Entries from a dataset:

◇ ◇ ◇ ◇ ◇ ◇ ◇

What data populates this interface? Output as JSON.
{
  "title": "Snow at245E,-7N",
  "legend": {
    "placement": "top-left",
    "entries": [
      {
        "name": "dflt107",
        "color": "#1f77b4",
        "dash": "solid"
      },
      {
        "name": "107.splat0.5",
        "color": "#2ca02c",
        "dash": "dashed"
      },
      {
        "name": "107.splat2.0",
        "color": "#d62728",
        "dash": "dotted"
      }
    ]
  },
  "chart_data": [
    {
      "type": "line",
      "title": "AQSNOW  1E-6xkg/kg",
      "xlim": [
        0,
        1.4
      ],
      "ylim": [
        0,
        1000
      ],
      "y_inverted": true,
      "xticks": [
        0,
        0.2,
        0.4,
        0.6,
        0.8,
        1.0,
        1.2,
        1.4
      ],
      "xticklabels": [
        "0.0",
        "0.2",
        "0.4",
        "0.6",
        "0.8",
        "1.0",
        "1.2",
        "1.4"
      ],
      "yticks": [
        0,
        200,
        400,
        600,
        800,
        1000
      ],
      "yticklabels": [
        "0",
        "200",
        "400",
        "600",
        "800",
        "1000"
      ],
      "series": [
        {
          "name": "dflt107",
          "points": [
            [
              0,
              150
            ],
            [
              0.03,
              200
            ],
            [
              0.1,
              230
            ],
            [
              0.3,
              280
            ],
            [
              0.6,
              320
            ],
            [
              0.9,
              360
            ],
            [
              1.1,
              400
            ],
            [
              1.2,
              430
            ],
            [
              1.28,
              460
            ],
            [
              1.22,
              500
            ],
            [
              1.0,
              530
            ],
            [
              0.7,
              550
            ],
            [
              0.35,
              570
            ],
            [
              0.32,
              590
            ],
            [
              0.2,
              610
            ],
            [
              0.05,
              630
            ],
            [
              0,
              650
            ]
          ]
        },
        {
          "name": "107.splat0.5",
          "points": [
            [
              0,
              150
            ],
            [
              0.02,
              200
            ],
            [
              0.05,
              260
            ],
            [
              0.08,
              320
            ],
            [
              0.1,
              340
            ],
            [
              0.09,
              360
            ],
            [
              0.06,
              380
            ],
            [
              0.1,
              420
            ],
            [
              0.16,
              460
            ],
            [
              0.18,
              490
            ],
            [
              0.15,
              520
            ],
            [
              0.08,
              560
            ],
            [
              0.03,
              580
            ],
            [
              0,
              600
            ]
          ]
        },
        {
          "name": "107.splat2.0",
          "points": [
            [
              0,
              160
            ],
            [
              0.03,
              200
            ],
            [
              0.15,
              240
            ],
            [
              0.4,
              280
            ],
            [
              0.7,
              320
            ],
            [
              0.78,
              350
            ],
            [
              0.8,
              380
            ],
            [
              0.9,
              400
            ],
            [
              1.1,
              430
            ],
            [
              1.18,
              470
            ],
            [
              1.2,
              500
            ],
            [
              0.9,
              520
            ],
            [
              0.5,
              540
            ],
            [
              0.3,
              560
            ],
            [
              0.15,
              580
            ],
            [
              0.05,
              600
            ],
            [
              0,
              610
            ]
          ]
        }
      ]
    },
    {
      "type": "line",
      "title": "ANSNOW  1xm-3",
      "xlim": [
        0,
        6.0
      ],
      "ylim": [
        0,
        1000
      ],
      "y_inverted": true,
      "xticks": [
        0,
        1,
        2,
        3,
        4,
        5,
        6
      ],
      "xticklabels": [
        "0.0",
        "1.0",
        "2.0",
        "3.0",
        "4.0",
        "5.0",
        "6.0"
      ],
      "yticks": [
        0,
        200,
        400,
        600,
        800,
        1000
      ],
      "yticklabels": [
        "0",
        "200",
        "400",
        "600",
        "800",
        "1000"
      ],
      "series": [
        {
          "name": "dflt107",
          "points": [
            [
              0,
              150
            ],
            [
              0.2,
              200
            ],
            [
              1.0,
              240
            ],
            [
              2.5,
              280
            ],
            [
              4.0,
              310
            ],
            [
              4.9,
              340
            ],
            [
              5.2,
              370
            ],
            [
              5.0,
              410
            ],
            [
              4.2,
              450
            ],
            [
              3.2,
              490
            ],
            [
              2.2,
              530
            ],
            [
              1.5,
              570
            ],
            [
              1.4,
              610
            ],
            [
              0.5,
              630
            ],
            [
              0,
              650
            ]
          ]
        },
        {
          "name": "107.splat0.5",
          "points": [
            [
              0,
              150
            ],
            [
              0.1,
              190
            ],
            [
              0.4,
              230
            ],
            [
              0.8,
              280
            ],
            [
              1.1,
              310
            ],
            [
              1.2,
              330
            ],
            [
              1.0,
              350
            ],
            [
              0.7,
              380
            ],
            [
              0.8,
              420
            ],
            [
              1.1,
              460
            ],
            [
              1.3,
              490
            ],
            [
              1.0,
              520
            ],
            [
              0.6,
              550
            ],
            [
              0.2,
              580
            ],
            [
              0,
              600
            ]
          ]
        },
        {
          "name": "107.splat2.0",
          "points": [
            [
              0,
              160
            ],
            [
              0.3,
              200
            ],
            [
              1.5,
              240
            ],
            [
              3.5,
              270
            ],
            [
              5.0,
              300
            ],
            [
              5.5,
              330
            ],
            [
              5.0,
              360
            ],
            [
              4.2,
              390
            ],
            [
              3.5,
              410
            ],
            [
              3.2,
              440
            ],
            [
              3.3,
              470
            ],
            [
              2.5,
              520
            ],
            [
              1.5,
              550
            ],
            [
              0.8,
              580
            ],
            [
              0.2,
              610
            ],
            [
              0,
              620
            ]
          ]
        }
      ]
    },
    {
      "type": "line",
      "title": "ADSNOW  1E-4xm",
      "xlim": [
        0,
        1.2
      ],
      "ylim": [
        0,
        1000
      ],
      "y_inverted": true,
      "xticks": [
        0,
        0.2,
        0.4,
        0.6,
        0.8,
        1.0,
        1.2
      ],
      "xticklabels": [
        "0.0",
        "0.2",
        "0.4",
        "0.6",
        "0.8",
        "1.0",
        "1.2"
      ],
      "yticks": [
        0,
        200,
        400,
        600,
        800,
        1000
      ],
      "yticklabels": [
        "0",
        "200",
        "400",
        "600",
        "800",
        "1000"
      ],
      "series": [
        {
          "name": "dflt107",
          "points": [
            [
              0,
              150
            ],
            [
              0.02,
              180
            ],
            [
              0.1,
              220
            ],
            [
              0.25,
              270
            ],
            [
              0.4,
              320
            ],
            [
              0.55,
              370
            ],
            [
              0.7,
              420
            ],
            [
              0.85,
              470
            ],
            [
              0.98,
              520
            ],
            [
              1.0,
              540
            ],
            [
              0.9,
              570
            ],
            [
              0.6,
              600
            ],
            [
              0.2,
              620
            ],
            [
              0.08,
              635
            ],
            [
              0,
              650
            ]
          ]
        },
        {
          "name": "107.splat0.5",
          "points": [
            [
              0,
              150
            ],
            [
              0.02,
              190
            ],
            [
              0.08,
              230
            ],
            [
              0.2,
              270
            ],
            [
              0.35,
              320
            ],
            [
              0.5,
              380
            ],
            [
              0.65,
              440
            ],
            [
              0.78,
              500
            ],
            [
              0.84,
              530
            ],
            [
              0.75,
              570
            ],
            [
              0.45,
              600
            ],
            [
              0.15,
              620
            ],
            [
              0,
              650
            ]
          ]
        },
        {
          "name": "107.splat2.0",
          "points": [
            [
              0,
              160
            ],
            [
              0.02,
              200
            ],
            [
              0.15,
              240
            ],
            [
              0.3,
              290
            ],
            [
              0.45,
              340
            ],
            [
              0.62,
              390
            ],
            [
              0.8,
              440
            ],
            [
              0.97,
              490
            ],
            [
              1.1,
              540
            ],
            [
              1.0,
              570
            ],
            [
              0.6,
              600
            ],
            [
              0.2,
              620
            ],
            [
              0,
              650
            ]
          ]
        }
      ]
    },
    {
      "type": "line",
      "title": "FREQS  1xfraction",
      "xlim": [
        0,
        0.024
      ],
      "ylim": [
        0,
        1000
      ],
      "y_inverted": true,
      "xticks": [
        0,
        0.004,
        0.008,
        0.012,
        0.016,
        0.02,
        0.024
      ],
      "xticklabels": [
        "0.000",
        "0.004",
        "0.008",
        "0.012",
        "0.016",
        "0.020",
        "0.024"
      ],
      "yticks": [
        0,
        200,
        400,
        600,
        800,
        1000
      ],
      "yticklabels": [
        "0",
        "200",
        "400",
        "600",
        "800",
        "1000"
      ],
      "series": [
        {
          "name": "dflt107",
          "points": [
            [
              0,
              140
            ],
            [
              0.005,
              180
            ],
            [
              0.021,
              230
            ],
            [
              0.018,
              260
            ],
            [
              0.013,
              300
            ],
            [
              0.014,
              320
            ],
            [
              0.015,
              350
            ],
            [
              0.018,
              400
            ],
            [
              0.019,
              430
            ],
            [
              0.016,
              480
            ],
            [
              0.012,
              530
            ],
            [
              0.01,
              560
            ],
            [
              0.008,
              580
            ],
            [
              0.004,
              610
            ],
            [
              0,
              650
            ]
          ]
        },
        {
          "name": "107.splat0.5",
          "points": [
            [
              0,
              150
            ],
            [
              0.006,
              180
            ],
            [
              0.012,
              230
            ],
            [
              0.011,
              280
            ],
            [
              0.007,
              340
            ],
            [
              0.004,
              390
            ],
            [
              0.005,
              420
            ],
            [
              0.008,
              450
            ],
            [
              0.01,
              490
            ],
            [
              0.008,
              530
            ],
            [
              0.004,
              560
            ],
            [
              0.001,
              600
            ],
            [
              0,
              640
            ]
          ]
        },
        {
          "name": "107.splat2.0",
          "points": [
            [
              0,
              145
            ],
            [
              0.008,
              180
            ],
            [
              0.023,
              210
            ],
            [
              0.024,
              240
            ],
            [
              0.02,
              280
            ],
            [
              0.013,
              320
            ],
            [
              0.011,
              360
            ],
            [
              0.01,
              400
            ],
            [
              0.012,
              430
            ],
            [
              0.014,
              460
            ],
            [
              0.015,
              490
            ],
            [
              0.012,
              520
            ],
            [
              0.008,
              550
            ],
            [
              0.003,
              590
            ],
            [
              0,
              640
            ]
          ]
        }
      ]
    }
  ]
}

◇ ◇ ◇ ◇ ◇ ◇ ◇

◆ **GOAL OF THE EXERCISE**
Extract every line containing the string "title" from the material.

◆ **FINAL RESULT**
  "title": "Snow at245E,-7N",
      "title": "AQSNOW  1E-6xkg/kg",
      "title": "ANSNOW  1xm-3",
      "title": "ADSNOW  1E-4xm",
      "title": "FREQS  1xfraction",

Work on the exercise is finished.